-- start of DATASET EXCERPTS --

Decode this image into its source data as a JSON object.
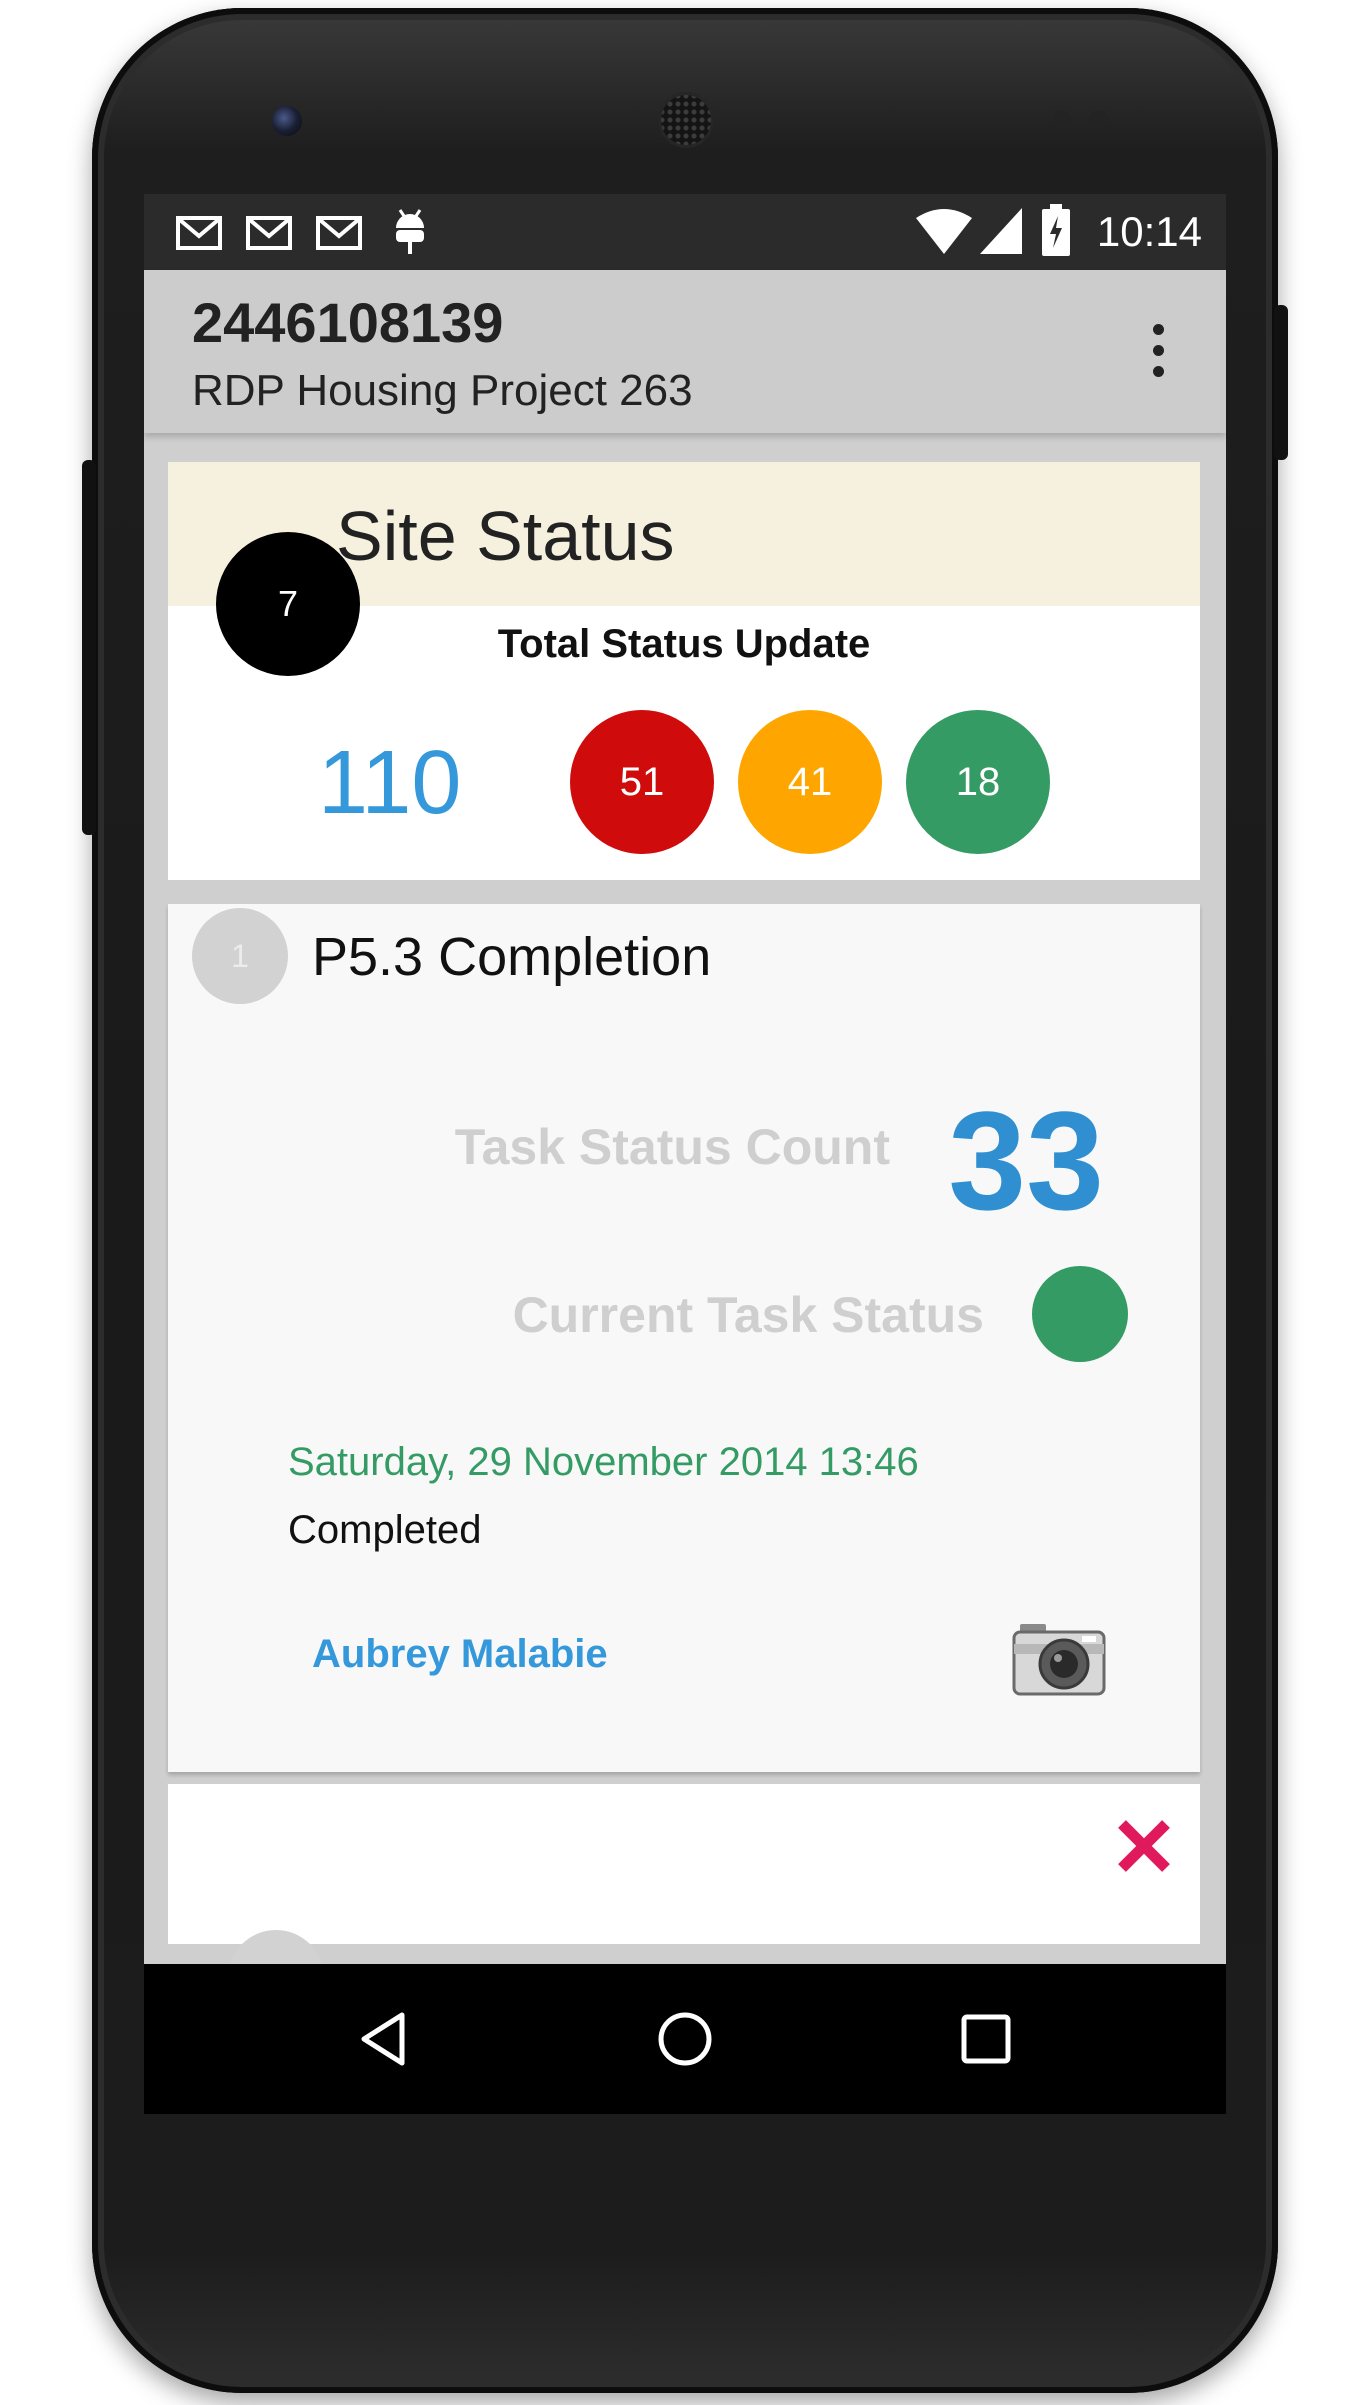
{
  "status_bar": {
    "time": "10:14",
    "icons": [
      "gmail-icon",
      "gmail-icon",
      "gmail-icon",
      "android-debug-icon",
      "wifi-icon",
      "signal-icon",
      "battery-charging-icon"
    ]
  },
  "app_bar": {
    "title": "2446108139",
    "subtitle": "RDP Housing Project 263",
    "overflow_icon": "more-vert-icon"
  },
  "site_status": {
    "title": "Site Status",
    "badge": "7",
    "total_label": "Total Status Update",
    "total": "110",
    "counts": [
      {
        "value": "51",
        "color": "#d00b0b"
      },
      {
        "value": "41",
        "color": "#ffa500"
      },
      {
        "value": "18",
        "color": "#359b64"
      }
    ]
  },
  "task": {
    "step": "1",
    "title": "P5.3 Completion",
    "count_label": "Task Status Count",
    "count": "33",
    "current_label": "Current Task Status",
    "current_color": "#359b64",
    "date": "Saturday, 29 November 2014 13:46",
    "state": "Completed",
    "user": "Aubrey Malabie",
    "camera_icon": "camera-icon"
  },
  "next_card": {
    "close_icon": "close-icon",
    "close_color": "#e0185c"
  },
  "nav_bar": {
    "buttons": [
      "back-icon",
      "home-icon",
      "recents-icon"
    ]
  },
  "colors": {
    "accent_blue": "#3498db",
    "green": "#359b64",
    "red": "#d00b0b",
    "orange": "#ffa500"
  }
}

-- end of DATASET EXCERPTS --

→ **SET TASK**:
Every record must be copied exactly, with the pictures left out.

→ **OUTPUT OF THE EXERCISE**:
Decode this image into its source data as a JSON object.
{
  "status_bar": {
    "time": "10:14",
    "icons": [
      "gmail-icon",
      "gmail-icon",
      "gmail-icon",
      "android-debug-icon",
      "wifi-icon",
      "signal-icon",
      "battery-charging-icon"
    ]
  },
  "app_bar": {
    "title": "2446108139",
    "subtitle": "RDP Housing Project 263",
    "overflow_icon": "more-vert-icon"
  },
  "site_status": {
    "title": "Site Status",
    "badge": "7",
    "total_label": "Total Status Update",
    "total": "110",
    "counts": [
      {
        "value": "51",
        "color": "#d00b0b"
      },
      {
        "value": "41",
        "color": "#ffa500"
      },
      {
        "value": "18",
        "color": "#359b64"
      }
    ]
  },
  "task": {
    "step": "1",
    "title": "P5.3 Completion",
    "count_label": "Task Status Count",
    "count": "33",
    "current_label": "Current Task Status",
    "current_color": "#359b64",
    "date": "Saturday, 29 November 2014 13:46",
    "state": "Completed",
    "user": "Aubrey Malabie",
    "camera_icon": "camera-icon"
  },
  "next_card": {
    "close_icon": "close-icon",
    "close_color": "#e0185c"
  },
  "nav_bar": {
    "buttons": [
      "back-icon",
      "home-icon",
      "recents-icon"
    ]
  },
  "colors": {
    "accent_blue": "#3498db",
    "green": "#359b64",
    "red": "#d00b0b",
    "orange": "#ffa500"
  }
}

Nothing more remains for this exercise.